▶ Aim:
Pick out all lines in the listing holding the string "accent" and copy them.

########################################

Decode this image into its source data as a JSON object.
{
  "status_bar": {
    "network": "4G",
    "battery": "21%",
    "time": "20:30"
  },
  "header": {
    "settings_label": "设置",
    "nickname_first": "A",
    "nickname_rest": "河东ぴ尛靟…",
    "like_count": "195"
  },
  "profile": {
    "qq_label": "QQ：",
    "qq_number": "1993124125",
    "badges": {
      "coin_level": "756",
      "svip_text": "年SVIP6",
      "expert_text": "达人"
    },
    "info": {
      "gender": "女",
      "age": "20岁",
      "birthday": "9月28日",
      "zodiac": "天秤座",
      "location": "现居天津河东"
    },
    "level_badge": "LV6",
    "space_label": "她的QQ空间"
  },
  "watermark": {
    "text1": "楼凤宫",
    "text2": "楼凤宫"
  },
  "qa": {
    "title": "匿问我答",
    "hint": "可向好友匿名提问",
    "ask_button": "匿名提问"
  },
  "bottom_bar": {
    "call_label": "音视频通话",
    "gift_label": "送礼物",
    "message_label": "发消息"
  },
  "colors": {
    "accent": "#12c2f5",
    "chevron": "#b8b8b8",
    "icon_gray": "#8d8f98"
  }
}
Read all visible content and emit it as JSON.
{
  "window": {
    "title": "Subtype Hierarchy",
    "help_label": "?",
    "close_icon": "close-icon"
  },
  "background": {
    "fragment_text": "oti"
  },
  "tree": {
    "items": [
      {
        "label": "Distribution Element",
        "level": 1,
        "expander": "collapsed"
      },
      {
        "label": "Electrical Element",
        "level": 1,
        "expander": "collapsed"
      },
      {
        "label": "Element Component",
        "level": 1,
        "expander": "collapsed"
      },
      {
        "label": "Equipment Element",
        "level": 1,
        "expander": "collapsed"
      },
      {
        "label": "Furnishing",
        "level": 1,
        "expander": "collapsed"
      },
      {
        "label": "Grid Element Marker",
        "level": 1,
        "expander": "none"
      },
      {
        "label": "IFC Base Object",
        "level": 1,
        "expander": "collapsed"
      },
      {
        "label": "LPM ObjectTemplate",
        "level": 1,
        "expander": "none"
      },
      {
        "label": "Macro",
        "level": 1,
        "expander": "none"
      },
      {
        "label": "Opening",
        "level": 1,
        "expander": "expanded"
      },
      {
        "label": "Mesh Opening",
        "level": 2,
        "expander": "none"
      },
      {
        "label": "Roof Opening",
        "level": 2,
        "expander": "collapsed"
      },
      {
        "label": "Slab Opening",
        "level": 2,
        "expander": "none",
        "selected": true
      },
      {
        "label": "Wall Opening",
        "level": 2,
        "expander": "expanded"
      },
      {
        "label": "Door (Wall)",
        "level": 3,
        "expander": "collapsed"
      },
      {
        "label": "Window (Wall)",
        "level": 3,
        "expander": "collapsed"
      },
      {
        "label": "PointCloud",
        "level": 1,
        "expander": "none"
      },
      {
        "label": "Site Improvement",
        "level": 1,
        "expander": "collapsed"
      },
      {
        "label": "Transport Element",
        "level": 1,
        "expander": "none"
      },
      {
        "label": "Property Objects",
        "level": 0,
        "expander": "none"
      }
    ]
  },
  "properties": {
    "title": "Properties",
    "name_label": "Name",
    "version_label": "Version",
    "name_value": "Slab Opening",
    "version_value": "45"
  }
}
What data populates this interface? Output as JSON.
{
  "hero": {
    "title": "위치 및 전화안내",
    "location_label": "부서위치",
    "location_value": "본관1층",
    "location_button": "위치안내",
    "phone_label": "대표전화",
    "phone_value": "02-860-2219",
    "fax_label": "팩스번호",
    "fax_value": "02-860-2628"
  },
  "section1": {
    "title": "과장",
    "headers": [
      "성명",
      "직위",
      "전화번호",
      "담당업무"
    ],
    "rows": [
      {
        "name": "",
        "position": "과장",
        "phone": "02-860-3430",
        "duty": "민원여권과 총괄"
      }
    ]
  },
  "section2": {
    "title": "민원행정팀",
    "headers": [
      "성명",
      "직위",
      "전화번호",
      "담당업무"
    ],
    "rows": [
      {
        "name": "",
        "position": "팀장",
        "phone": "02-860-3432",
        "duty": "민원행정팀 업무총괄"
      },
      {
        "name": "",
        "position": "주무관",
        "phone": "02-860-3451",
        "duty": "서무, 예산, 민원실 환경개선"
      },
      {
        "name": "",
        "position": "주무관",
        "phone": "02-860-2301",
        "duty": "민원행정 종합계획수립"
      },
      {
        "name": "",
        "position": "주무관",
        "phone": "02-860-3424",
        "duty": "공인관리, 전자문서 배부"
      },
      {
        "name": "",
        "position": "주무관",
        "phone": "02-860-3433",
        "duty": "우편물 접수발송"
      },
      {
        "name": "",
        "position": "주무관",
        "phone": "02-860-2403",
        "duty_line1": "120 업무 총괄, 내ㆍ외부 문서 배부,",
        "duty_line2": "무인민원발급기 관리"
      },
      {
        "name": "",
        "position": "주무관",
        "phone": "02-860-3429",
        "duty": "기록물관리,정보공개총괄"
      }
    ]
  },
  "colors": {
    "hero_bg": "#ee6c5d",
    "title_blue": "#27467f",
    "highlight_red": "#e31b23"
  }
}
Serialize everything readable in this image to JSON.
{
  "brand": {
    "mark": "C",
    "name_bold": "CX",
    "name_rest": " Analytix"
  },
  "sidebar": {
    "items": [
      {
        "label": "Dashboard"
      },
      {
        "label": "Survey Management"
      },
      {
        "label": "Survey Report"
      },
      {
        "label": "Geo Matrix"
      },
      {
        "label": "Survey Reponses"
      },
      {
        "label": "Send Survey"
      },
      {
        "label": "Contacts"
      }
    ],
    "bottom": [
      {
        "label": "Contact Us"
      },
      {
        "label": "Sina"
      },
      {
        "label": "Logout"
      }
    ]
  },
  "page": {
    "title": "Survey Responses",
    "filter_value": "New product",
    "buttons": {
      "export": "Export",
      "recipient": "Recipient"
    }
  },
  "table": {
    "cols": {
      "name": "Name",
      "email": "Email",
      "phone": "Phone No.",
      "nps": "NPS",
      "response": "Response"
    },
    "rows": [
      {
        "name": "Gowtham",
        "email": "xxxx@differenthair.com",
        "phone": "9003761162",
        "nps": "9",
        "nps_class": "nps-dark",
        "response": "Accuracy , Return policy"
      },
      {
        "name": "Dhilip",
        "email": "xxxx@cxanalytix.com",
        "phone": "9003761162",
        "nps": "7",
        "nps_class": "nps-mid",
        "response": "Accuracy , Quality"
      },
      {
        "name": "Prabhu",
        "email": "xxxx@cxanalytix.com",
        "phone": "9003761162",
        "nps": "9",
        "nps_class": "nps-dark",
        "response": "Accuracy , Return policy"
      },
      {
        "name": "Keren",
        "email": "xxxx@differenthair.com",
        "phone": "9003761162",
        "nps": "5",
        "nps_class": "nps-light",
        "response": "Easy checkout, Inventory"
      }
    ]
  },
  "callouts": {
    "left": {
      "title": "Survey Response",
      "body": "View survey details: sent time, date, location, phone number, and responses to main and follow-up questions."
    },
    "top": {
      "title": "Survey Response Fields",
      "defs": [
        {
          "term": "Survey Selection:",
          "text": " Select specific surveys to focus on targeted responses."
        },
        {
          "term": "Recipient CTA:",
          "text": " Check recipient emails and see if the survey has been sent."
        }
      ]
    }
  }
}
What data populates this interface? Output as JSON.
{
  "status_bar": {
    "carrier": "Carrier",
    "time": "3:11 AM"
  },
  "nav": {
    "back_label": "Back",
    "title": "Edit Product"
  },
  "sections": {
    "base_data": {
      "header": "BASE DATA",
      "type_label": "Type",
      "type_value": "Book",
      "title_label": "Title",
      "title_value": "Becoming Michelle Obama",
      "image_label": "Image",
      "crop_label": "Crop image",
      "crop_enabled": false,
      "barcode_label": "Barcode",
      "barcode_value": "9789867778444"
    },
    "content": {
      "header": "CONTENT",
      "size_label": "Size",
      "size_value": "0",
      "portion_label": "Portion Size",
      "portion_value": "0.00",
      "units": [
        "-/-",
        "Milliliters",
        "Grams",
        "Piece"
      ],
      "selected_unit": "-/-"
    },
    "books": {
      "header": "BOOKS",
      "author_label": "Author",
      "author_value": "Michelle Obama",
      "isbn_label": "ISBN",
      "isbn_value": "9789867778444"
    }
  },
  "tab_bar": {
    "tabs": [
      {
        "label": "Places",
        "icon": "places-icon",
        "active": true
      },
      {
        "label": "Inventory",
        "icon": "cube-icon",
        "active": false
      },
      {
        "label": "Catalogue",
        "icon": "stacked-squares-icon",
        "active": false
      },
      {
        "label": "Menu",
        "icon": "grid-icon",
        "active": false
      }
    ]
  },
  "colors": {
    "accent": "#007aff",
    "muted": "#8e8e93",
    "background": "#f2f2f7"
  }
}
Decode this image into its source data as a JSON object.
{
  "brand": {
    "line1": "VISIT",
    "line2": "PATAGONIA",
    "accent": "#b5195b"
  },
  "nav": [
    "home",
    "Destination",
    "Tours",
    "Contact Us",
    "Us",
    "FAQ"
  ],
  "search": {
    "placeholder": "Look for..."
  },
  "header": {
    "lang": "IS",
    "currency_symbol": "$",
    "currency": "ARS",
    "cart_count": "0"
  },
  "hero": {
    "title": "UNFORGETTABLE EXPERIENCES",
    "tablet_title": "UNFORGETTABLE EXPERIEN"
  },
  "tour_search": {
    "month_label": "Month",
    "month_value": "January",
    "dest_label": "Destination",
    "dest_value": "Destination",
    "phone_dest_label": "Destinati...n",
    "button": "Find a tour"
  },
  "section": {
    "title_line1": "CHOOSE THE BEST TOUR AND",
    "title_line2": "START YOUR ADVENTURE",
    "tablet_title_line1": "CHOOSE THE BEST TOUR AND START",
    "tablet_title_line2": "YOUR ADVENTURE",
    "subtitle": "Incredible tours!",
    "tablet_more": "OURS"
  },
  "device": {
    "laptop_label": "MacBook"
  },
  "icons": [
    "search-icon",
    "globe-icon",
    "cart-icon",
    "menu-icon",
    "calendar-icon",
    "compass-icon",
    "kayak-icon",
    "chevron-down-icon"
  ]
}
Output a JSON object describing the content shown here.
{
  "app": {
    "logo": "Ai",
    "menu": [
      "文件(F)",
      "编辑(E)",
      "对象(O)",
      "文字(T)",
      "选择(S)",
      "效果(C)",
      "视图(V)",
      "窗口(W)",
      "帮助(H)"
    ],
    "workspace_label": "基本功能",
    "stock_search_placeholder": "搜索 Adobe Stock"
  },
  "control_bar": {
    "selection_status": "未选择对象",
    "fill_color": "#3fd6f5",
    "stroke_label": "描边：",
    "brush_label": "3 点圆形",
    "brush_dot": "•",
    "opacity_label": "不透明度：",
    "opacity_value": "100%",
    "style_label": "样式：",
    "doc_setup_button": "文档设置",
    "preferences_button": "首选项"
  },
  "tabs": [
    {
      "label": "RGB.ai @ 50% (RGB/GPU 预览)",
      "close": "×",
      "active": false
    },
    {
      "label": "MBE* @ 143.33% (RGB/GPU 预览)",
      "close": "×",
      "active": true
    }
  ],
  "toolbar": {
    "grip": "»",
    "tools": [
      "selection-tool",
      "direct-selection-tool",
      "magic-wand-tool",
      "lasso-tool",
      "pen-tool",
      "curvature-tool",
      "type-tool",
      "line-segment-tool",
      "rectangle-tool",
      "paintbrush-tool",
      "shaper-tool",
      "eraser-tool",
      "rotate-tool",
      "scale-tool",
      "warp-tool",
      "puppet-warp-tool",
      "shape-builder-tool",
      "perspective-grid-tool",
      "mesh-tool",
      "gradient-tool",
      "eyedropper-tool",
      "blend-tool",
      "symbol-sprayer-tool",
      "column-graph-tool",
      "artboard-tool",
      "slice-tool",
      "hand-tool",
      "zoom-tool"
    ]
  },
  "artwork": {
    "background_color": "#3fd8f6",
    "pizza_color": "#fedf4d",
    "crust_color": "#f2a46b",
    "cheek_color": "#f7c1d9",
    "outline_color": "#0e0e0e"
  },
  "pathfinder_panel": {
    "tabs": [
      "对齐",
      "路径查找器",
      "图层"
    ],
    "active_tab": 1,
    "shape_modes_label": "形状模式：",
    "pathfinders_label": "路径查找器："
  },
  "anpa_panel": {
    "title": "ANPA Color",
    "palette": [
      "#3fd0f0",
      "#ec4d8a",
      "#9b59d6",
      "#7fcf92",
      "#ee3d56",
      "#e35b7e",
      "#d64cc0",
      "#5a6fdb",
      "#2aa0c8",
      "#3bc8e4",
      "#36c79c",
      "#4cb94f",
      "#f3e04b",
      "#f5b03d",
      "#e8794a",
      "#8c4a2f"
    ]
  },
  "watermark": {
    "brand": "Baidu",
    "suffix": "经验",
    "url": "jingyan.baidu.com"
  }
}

########################################

▶ The output:
    "accent": "#12c2f5",
    "accent": "#007aff",
    "accent": "#b5195b"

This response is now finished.